▶ **SUPPLIED MATERIAL**
---*---

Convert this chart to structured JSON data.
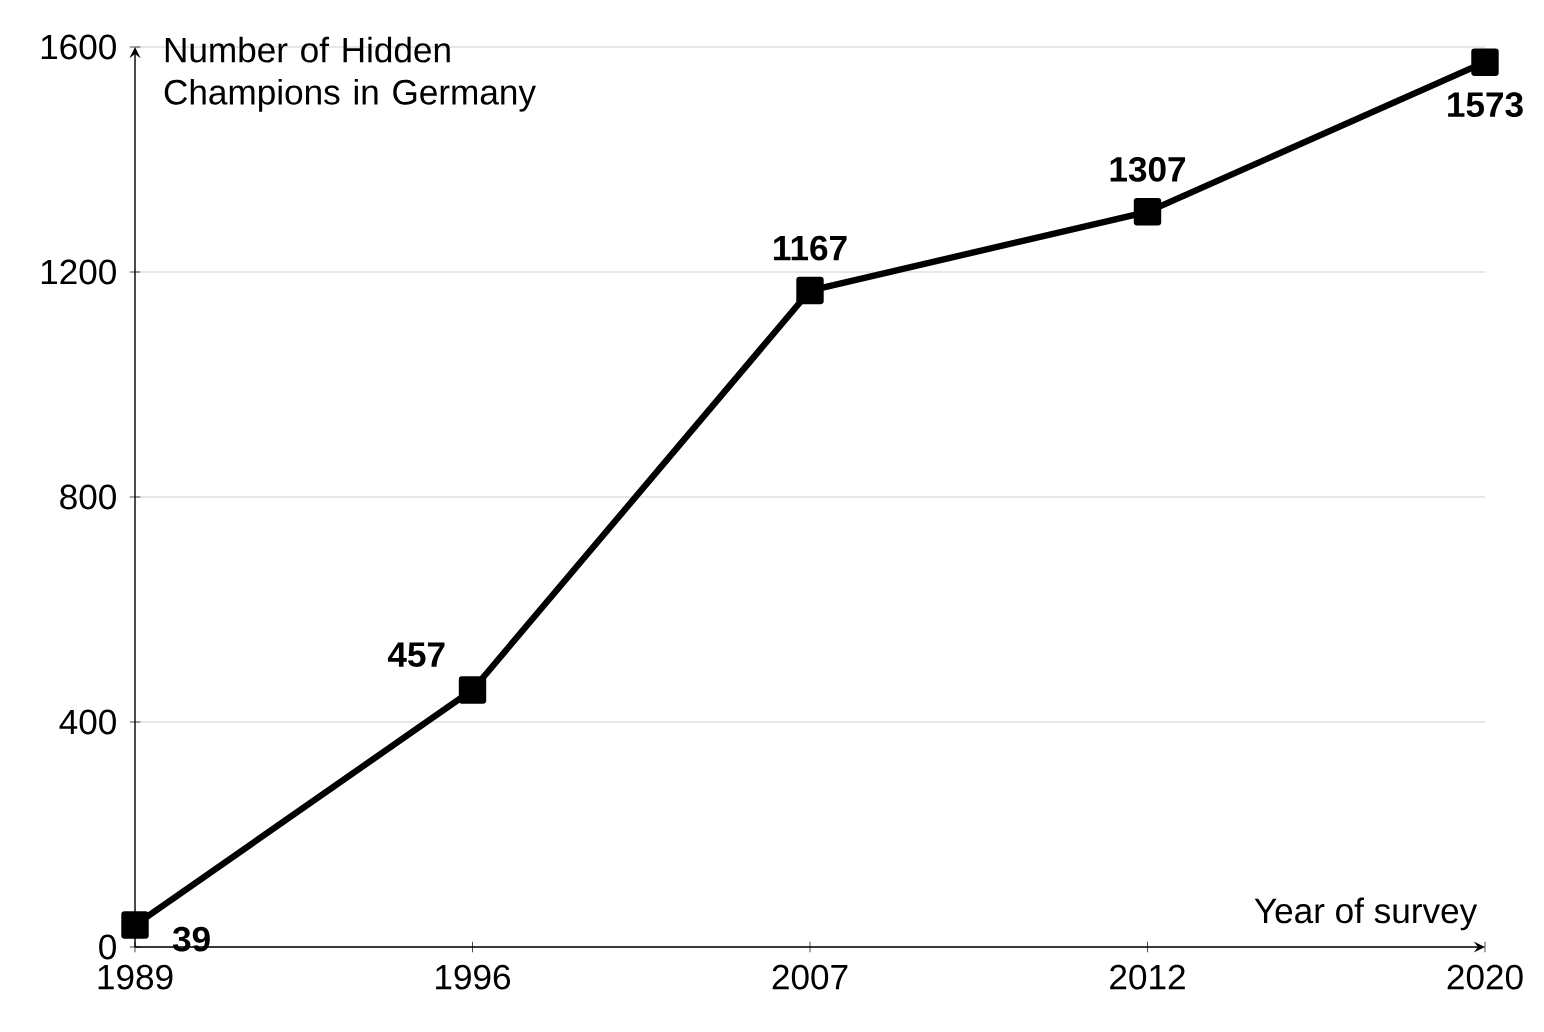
{
  "chart_data": {
    "type": "line",
    "xlabel": "Year of survey",
    "ylabel": "Number of Hidden Champions in Germany",
    "categories": [
      "1989",
      "1996",
      "2007",
      "2012",
      "2020"
    ],
    "values": [
      39,
      457,
      1167,
      1307,
      1573
    ],
    "color": "#000000",
    "marker": "square",
    "line_style": "solid",
    "data_labels": true,
    "grid": "y",
    "ylim": [
      0,
      1600
    ],
    "yticks": [
      0,
      400,
      800,
      1200,
      1600
    ]
  }
}
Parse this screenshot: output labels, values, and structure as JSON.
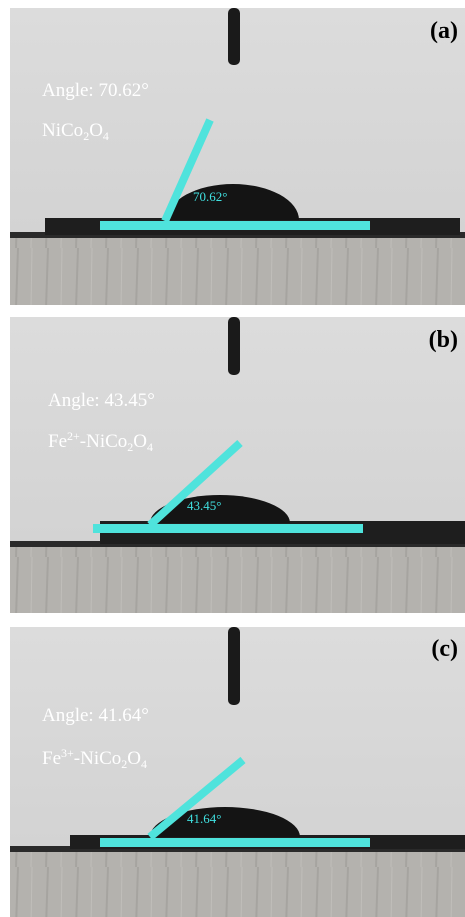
{
  "panels": [
    {
      "label": "(a)",
      "angle_text": "Angle: 70.62°",
      "sample": [
        {
          "text": "NiCo"
        },
        {
          "sub": "2"
        },
        {
          "text": "O"
        },
        {
          "sub": "4"
        }
      ],
      "annotation": "70.62°"
    },
    {
      "label": "(b)",
      "angle_text": "Angle: 43.45°",
      "sample": [
        {
          "text": "Fe"
        },
        {
          "sup": "2+"
        },
        {
          "text": "-NiCo"
        },
        {
          "sub": "2"
        },
        {
          "text": "O"
        },
        {
          "sub": "4"
        }
      ],
      "annotation": "43.45°"
    },
    {
      "label": "(c)",
      "angle_text": "Angle: 41.64°",
      "sample": [
        {
          "text": "Fe"
        },
        {
          "sup": "3+"
        },
        {
          "text": "-NiCo"
        },
        {
          "sub": "2"
        },
        {
          "text": "O"
        },
        {
          "sub": "4"
        }
      ],
      "annotation": "41.64°"
    }
  ]
}
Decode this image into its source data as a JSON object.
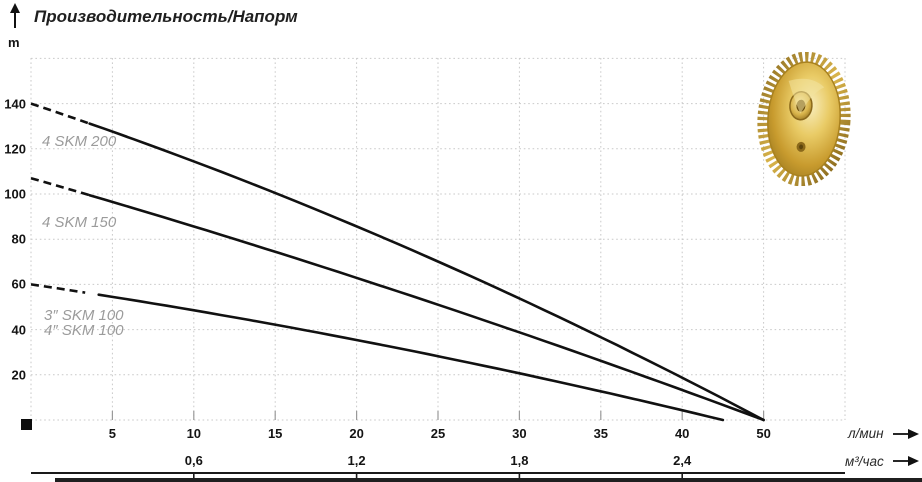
{
  "header": {
    "title": "Производительность/Напорм",
    "y_unit": "m"
  },
  "axis_units": {
    "primary": "л/мин",
    "secondary": "м³/час"
  },
  "curve_labels": {
    "skm200": "4 SKM 200",
    "skm150": "4 SKM 150",
    "skm100_line1": "3″ SKM 100",
    "skm100_line2": "4″ SKM 100"
  },
  "colors": {
    "curve": "#111111",
    "grid": "#c9c9c9",
    "label_gray": "#9b9b9b",
    "impeller_gold": "#c89b2e"
  },
  "chart_data": {
    "type": "line",
    "title": "Производительность/Напорм",
    "ylabel": "Напор, m",
    "xlabel": "Производительность, л/мин (м³/час)",
    "ylim": [
      0,
      160
    ],
    "grid": true,
    "legend_position": "on-curve-left",
    "y_ticks": [
      "20",
      "40",
      "60",
      "80",
      "100",
      "120",
      "140"
    ],
    "x_ticks_lpm": [
      "5",
      "10",
      "15",
      "20",
      "25",
      "30",
      "35",
      "40",
      "50"
    ],
    "x_ticks_m3h": [
      "0,6",
      "1,2",
      "1,8",
      "2,4"
    ],
    "series": [
      {
        "name": "4 SKM 200",
        "dashed_until_q": 3.6,
        "points": [
          [
            0,
            140
          ],
          [
            22.5,
            78
          ],
          [
            50,
            0
          ]
        ]
      },
      {
        "name": "4 SKM 150",
        "dashed_until_q": 3.6,
        "points": [
          [
            0,
            107
          ],
          [
            22.5,
            57
          ],
          [
            50,
            0
          ]
        ]
      },
      {
        "name": "3″/4″ SKM 100",
        "dashed_until_q": 3.6,
        "points": [
          [
            0,
            60
          ],
          [
            21,
            34
          ],
          [
            45,
            0
          ]
        ]
      }
    ]
  }
}
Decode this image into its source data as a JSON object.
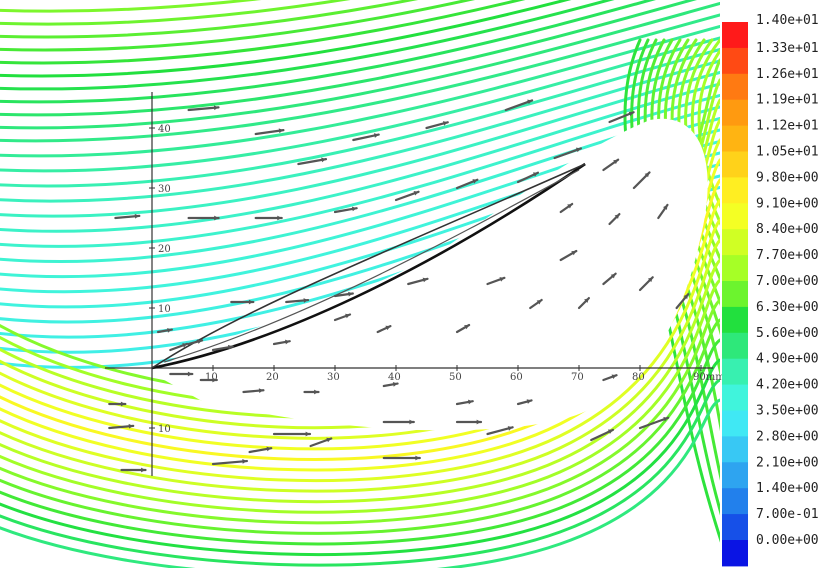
{
  "chart_data": {
    "type": "streamline",
    "colorbar": {
      "labels": [
        "1.40e+01",
        "1.33e+01",
        "1.26e+01",
        "1.19e+01",
        "1.12e+01",
        "1.05e+01",
        "9.80e+00",
        "9.10e+00",
        "8.40e+00",
        "7.70e+00",
        "7.00e+00",
        "6.30e+00",
        "5.60e+00",
        "4.90e+00",
        "4.20e+00",
        "3.50e+00",
        "2.80e+00",
        "2.10e+00",
        "1.40e+00",
        "7.00e-01",
        "0.00e+00"
      ],
      "colors": [
        "#ff1a1a",
        "#ff4a14",
        "#ff7a12",
        "#ff9a10",
        "#ffb412",
        "#ffd21a",
        "#ffee22",
        "#f4ff24",
        "#d0ff24",
        "#a6ff26",
        "#6cf42e",
        "#22e03e",
        "#2ee87a",
        "#38f0b0",
        "#40f4dc",
        "#40e8f4",
        "#38c8f4",
        "#2ea4f0",
        "#2280ec",
        "#1650e8",
        "#0a14e4"
      ],
      "min": 0.0,
      "max": 14.0
    },
    "x_ticks": [
      "10",
      "20",
      "30",
      "40",
      "50",
      "60",
      "70",
      "80",
      "90mm"
    ],
    "y_ticks_up": [
      "10",
      "20",
      "30",
      "40"
    ],
    "y_ticks_down": [
      "10"
    ],
    "x_range_mm": [
      -8,
      92
    ],
    "y_range_mm": [
      -18,
      46
    ]
  }
}
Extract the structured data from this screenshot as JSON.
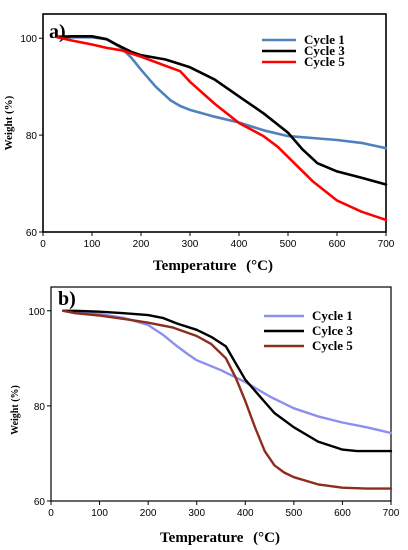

---*---

▶ **PROBLEM STATEMENT**
Print the entries above exactly, taking out only the pictures.

▶ **EXPECTED OUTPUT**
Convert this chart to structured JSON data.
{
  "chart_data": {
    "type": "line",
    "xlabel": "Year of survey",
    "ylabel": "Number of Hidden Champions in Germany",
    "categories": [
      "1989",
      "1996",
      "2007",
      "2012",
      "2020"
    ],
    "values": [
      39,
      457,
      1167,
      1307,
      1573
    ],
    "color": "#000000",
    "marker": "square",
    "line_style": "solid",
    "data_labels": true,
    "grid": "y",
    "ylim": [
      0,
      1600
    ],
    "yticks": [
      0,
      400,
      800,
      1200,
      1600
    ]
  }
}
Parse this screenshot: output labels, values, and structure as JSON.
{
  "panels": [
    {
      "label": "(a)",
      "angle_text": "Angle: 70.62°",
      "sample": [
        {
          "text": "NiCo"
        },
        {
          "sub": "2"
        },
        {
          "text": "O"
        },
        {
          "sub": "4"
        }
      ],
      "annotation": "70.62°"
    },
    {
      "label": "(b)",
      "angle_text": "Angle: 43.45°",
      "sample": [
        {
          "text": "Fe"
        },
        {
          "sup": "2+"
        },
        {
          "text": "-NiCo"
        },
        {
          "sub": "2"
        },
        {
          "text": "O"
        },
        {
          "sub": "4"
        }
      ],
      "annotation": "43.45°"
    },
    {
      "label": "(c)",
      "angle_text": "Angle: 41.64°",
      "sample": [
        {
          "text": "Fe"
        },
        {
          "sup": "3+"
        },
        {
          "text": "-NiCo"
        },
        {
          "sub": "2"
        },
        {
          "text": "O"
        },
        {
          "sub": "4"
        }
      ],
      "annotation": "41.64°"
    }
  ]
}
Decode this image into its source data as a JSON object.
{
  "header": {
    "title": "Производительность/Напорм",
    "y_unit": "m"
  },
  "axis_units": {
    "primary": "л/мин",
    "secondary": "м³/час"
  },
  "curve_labels": {
    "skm200": "4 SKM 200",
    "skm150": "4 SKM 150",
    "skm100_line1": "3″ SKM 100",
    "skm100_line2": "4″ SKM 100"
  },
  "colors": {
    "curve": "#111111",
    "grid": "#c9c9c9",
    "label_gray": "#9b9b9b",
    "impeller_gold": "#c89b2e"
  },
  "chart_data": {
    "type": "line",
    "title": "Производительность/Напорм",
    "ylabel": "Напор, m",
    "xlabel": "Производительность, л/мин (м³/час)",
    "ylim": [
      0,
      160
    ],
    "grid": true,
    "legend_position": "on-curve-left",
    "y_ticks": [
      "20",
      "40",
      "60",
      "80",
      "100",
      "120",
      "140"
    ],
    "x_ticks_lpm": [
      "5",
      "10",
      "15",
      "20",
      "25",
      "30",
      "35",
      "40",
      "50"
    ],
    "x_ticks_m3h": [
      "0,6",
      "1,2",
      "1,8",
      "2,4"
    ],
    "series": [
      {
        "name": "4 SKM 200",
        "dashed_until_q": 3.6,
        "points": [
          [
            0,
            140
          ],
          [
            22.5,
            78
          ],
          [
            50,
            0
          ]
        ]
      },
      {
        "name": "4 SKM 150",
        "dashed_until_q": 3.6,
        "points": [
          [
            0,
            107
          ],
          [
            22.5,
            57
          ],
          [
            50,
            0
          ]
        ]
      },
      {
        "name": "3″/4″ SKM 100",
        "dashed_until_q": 3.6,
        "points": [
          [
            0,
            60
          ],
          [
            21,
            34
          ],
          [
            45,
            0
          ]
        ]
      }
    ]
  }
}
Decode this image into its source data as a JSON object.
{
  "chart_data": {
    "type": "streamline",
    "colorbar": {
      "labels": [
        "1.40e+01",
        "1.33e+01",
        "1.26e+01",
        "1.19e+01",
        "1.12e+01",
        "1.05e+01",
        "9.80e+00",
        "9.10e+00",
        "8.40e+00",
        "7.70e+00",
        "7.00e+00",
        "6.30e+00",
        "5.60e+00",
        "4.90e+00",
        "4.20e+00",
        "3.50e+00",
        "2.80e+00",
        "2.10e+00",
        "1.40e+00",
        "7.00e-01",
        "0.00e+00"
      ],
      "colors": [
        "#ff1a1a",
        "#ff4a14",
        "#ff7a12",
        "#ff9a10",
        "#ffb412",
        "#ffd21a",
        "#ffee22",
        "#f4ff24",
        "#d0ff24",
        "#a6ff26",
        "#6cf42e",
        "#22e03e",
        "#2ee87a",
        "#38f0b0",
        "#40f4dc",
        "#40e8f4",
        "#38c8f4",
        "#2ea4f0",
        "#2280ec",
        "#1650e8",
        "#0a14e4"
      ],
      "min": 0.0,
      "max": 14.0
    },
    "x_ticks": [
      "10",
      "20",
      "30",
      "40",
      "50",
      "60",
      "70",
      "80",
      "90mm"
    ],
    "y_ticks_up": [
      "10",
      "20",
      "30",
      "40"
    ],
    "y_ticks_down": [
      "10"
    ],
    "x_range_mm": [
      -8,
      92
    ],
    "y_range_mm": [
      -18,
      46
    ]
  }
}
Extract the structured data from this screenshot as JSON.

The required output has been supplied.